### WHAT IS ASKED
Retype the records below exactly as they appear.

### DATA FOR THIS TASK
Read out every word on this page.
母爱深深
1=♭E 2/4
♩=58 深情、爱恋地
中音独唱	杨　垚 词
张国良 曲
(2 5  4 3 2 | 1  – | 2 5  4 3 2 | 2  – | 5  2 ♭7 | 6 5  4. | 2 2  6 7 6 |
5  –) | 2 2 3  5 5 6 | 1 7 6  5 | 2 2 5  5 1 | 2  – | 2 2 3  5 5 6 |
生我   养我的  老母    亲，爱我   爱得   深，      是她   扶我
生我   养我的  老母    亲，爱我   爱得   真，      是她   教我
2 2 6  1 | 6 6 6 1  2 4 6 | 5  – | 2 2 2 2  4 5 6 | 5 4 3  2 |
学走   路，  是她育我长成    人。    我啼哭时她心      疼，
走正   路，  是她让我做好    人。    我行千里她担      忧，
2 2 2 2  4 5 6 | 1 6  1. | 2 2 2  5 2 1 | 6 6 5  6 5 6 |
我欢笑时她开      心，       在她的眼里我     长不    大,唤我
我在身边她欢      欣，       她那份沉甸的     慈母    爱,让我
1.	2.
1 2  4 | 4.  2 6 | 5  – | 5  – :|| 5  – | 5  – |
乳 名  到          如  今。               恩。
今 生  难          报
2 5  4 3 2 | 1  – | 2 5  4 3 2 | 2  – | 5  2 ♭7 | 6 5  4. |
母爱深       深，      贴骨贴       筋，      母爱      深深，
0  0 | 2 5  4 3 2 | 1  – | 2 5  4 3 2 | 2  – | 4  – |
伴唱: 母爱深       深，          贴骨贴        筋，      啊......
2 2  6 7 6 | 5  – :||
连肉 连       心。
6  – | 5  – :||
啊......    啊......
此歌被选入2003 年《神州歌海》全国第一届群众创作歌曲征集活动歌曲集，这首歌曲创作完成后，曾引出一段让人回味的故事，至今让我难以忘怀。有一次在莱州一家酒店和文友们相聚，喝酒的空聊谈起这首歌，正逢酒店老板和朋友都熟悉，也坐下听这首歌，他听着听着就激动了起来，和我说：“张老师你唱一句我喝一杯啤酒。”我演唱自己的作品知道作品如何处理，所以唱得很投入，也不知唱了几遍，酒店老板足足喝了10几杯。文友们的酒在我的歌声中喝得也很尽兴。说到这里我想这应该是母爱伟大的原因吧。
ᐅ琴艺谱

### TASK RESULT
Read out every word on this page.
母爱深深
1=♭E 2/4
♩=58 深情、爱恋地
中音独唱	杨　垚 词
张国良 曲
(2 5  4 3 2 | 1  – | 2 5  4 3 2 | 2  – | 5  2 ♭7 | 6 5  4. | 2 2  6 7 6 |
5  –) | 2 2 3  5 5 6 | 1 7 6  5 | 2 2 5  5 1 | 2  – | 2 2 3  5 5 6 |
生我   养我的  老母    亲，爱我   爱得   深，      是她   扶我
生我   养我的  老母    亲，爱我   爱得   真，      是她   教我
2 2 6  1 | 6 6 6 1  2 4 6 | 5  – | 2 2 2 2  4 5 6 | 5 4 3  2 |
学走   路，  是她育我长成    人。    我啼哭时她心      疼，
走正   路，  是她让我做好    人。    我行千里她担      忧，
2 2 2 2  4 5 6 | 1 6  1. | 2 2 2  5 2 1 | 6 6 5  6 5 6 |
我欢笑时她开      心，       在她的眼里我     长不    大,唤我
我在身边她欢      欣，       她那份沉甸的     慈母    爱,让我
1.	2.
1 2  4 | 4.  2 6 | 5  – | 5  – :|| 5  – | 5  – |
乳 名  到          如  今。               恩。
今 生  难          报
2 5  4 3 2 | 1  – | 2 5  4 3 2 | 2  – | 5  2 ♭7 | 6 5  4. |
母爱深       深，      贴骨贴       筋，      母爱      深深，
0  0 | 2 5  4 3 2 | 1  – | 2 5  4 3 2 | 2  – | 4  – |
伴唱: 母爱深       深，          贴骨贴        筋，      啊......
2 2  6 7 6 | 5  – :||
连肉 连       心。
6  – | 5  – :||
啊......    啊......
此歌被选入2003 年《神州歌海》全国第一届群众创作歌曲征集活动歌曲集，这首歌曲创作完成后，曾引出一段让人回味的故事，至今让我难以忘怀。有一次在莱州一家酒店和文友们相聚，喝酒的空聊谈起这首歌，正逢酒店老板和朋友都熟悉，也坐下听这首歌，他听着听着就激动了起来，和我说：“张老师你唱一句我喝一杯啤酒。”我演唱自己的作品知道作品如何处理，所以唱得很投入，也不知唱了几遍，酒店老板足足喝了10几杯。文友们的酒在我的歌声中喝得也很尽兴。说到这里我想这应该是母爱伟大的原因吧。
ᐅ琴艺谱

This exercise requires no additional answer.